**Exercise goal:**
Each entry has to be copied exactly, with nothing missed.

Data entries:
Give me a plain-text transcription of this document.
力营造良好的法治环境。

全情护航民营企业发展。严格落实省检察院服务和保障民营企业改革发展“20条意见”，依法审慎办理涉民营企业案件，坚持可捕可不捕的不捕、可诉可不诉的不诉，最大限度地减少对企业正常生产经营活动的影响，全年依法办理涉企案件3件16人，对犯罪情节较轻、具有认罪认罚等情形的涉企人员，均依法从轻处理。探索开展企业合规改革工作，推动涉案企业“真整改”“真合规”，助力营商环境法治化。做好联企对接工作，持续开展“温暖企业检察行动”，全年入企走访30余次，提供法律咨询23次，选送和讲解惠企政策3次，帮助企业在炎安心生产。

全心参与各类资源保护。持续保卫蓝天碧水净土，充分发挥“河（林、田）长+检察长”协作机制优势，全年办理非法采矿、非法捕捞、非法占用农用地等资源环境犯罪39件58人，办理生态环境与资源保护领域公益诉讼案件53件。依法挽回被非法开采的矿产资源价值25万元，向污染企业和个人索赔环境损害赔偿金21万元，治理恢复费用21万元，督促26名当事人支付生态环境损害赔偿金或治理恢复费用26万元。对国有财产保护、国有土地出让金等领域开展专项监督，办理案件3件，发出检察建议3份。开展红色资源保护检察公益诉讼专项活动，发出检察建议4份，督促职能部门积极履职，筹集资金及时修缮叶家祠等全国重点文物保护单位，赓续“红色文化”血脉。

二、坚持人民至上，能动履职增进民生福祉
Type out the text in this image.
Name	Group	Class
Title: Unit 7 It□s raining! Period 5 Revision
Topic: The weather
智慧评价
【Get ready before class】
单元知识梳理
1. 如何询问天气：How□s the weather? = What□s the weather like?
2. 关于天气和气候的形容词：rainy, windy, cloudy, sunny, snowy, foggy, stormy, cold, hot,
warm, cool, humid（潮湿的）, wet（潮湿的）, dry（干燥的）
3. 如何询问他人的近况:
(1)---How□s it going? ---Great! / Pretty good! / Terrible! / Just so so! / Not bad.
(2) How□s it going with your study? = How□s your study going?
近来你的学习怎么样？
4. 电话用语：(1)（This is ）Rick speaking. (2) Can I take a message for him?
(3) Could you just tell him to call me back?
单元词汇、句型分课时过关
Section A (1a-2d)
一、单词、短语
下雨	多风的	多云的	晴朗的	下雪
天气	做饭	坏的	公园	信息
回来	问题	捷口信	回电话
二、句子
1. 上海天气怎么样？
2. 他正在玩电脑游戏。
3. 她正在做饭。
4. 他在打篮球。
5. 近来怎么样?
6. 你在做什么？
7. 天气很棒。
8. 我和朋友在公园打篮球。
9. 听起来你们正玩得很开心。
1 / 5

**Correct output:**
Give me a plain-text transcription of this document.
力营造良好的法治环境。

全情护航民营企业发展。严格落实省检察院服务和保障民营企业改革发展“20条意见”，依法审慎办理涉民营企业案件，坚持可捕可不捕的不捕、可诉可不诉的不诉，最大限度地减少对企业正常生产经营活动的影响，全年依法办理涉企案件3件16人，对犯罪情节较轻、具有认罪认罚等情形的涉企人员，均依法从轻处理。探索开展企业合规改革工作，推动涉案企业“真整改”“真合规”，助力营商环境法治化。做好联企对接工作，持续开展“温暖企业检察行动”，全年入企走访30余次，提供法律咨询23次，选送和讲解惠企政策3次，帮助企业在炎安心生产。

全心参与各类资源保护。持续保卫蓝天碧水净土，充分发挥“河（林、田）长+检察长”协作机制优势，全年办理非法采矿、非法捕捞、非法占用农用地等资源环境犯罪39件58人，办理生态环境与资源保护领域公益诉讼案件53件。依法挽回被非法开采的矿产资源价值25万元，向污染企业和个人索赔环境损害赔偿金21万元，治理恢复费用21万元，督促26名当事人支付生态环境损害赔偿金或治理恢复费用26万元。对国有财产保护、国有土地出让金等领域开展专项监督，办理案件3件，发出检察建议3份。开展红色资源保护检察公益诉讼专项活动，发出检察建议4份，督促职能部门积极履职，筹集资金及时修缮叶家祠等全国重点文物保护单位，赓续“红色文化”血脉。

二、坚持人民至上，能动履职增进民生福祉
Type out the text in this image.
Name	Group	Class
Title: Unit 7 It□s raining! Period 5 Revision
Topic: The weather
智慧评价
【Get ready before class】
单元知识梳理
1. 如何询问天气：How□s the weather? = What□s the weather like?
2. 关于天气和气候的形容词：rainy, windy, cloudy, sunny, snowy, foggy, stormy, cold, hot,
warm, cool, humid（潮湿的）, wet（潮湿的）, dry（干燥的）
3. 如何询问他人的近况:
(1)---How□s it going? ---Great! / Pretty good! / Terrible! / Just so so! / Not bad.
(2) How□s it going with your study? = How□s your study going?
近来你的学习怎么样？
4. 电话用语：(1)（This is ）Rick speaking. (2) Can I take a message for him?
(3) Could you just tell him to call me back?
单元词汇、句型分课时过关
Section A (1a-2d)
一、单词、短语
下雨	多风的	多云的	晴朗的	下雪
天气	做饭	坏的	公园	信息
回来	问题	捷口信	回电话
二、句子
1. 上海天气怎么样？
2. 他正在玩电脑游戏。
3. 她正在做饭。
4. 他在打篮球。
5. 近来怎么样?
6. 你在做什么？
7. 天气很棒。
8. 我和朋友在公园打篮球。
9. 听起来你们正玩得很开心。
1 / 5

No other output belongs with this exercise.